(WHAT TO DO): From the entries that follow, gather each line holding the word "Agency".

===

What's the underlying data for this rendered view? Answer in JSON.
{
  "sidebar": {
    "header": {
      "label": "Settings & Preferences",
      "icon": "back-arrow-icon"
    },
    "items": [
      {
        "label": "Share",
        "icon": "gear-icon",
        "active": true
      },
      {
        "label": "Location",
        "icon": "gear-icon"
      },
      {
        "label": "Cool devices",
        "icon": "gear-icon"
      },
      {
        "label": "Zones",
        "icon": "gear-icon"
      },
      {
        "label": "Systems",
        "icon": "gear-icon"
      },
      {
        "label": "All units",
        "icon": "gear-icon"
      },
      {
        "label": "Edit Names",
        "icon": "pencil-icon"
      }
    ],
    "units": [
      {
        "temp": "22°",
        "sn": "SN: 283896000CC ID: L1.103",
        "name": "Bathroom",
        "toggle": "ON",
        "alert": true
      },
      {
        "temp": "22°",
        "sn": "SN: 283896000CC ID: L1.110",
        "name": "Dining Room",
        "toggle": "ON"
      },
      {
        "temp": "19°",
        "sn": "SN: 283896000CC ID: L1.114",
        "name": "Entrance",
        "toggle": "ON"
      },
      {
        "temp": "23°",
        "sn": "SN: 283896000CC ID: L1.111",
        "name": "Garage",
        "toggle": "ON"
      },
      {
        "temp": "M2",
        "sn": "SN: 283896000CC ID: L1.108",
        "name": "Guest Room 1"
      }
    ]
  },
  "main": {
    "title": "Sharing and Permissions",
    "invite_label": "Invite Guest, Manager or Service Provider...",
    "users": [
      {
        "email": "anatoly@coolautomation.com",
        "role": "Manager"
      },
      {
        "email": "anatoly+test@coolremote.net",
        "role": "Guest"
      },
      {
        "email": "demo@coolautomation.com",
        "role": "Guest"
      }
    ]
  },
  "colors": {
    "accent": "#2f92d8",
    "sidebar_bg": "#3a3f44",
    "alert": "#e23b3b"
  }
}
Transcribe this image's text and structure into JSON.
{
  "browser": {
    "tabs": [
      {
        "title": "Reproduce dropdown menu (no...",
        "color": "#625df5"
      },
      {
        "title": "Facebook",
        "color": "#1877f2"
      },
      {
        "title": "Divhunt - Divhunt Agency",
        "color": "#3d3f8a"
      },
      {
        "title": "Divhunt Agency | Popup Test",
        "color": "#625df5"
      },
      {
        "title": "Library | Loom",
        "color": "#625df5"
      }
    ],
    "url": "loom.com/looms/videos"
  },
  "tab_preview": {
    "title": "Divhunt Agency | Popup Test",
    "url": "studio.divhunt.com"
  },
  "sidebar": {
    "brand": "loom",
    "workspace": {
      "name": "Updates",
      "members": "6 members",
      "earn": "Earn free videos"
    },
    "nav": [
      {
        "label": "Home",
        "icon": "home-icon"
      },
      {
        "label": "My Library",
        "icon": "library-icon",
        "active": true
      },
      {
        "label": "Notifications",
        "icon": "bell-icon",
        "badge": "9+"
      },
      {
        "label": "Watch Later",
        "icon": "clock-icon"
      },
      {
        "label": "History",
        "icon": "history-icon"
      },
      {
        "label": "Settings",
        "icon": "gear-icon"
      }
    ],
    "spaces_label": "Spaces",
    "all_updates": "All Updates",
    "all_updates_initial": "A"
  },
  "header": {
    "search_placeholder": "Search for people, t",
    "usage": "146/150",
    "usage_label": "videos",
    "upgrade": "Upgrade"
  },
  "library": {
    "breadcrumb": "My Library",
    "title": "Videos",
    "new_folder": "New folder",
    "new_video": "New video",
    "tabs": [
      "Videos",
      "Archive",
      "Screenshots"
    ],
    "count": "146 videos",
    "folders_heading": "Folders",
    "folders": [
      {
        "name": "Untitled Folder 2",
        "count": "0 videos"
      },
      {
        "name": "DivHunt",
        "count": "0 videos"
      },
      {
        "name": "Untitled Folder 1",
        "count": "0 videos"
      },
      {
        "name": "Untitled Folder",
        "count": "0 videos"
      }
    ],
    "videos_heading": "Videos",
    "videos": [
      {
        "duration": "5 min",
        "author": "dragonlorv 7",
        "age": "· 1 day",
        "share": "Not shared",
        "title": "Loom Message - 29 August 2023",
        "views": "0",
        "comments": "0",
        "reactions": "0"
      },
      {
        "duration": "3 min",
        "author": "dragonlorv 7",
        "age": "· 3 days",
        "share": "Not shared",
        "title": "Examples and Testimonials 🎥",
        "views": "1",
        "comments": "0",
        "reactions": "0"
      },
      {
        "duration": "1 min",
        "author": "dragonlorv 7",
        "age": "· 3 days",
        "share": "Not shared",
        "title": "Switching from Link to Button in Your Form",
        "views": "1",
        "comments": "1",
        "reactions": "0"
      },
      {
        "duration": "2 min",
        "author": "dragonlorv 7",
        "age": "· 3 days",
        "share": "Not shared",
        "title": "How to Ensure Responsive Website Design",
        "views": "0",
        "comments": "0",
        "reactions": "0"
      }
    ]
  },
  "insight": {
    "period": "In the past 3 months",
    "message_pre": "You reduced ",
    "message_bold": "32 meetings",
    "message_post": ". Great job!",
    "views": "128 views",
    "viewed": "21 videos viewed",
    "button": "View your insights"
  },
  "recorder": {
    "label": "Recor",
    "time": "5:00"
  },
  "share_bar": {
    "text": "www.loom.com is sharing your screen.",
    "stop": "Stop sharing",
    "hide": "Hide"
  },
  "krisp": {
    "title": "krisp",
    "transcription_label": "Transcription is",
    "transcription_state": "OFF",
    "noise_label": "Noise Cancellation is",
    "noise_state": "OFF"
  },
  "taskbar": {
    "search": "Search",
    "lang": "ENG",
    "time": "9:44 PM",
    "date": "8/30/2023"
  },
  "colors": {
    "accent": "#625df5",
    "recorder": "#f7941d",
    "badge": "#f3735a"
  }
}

===

(WRITTEN SOLUTION):
        "title": "Divhunt - Divhunt Agency",
        "title": "Divhunt Agency | Popup Test",
    "title": "Divhunt Agency | Popup Test",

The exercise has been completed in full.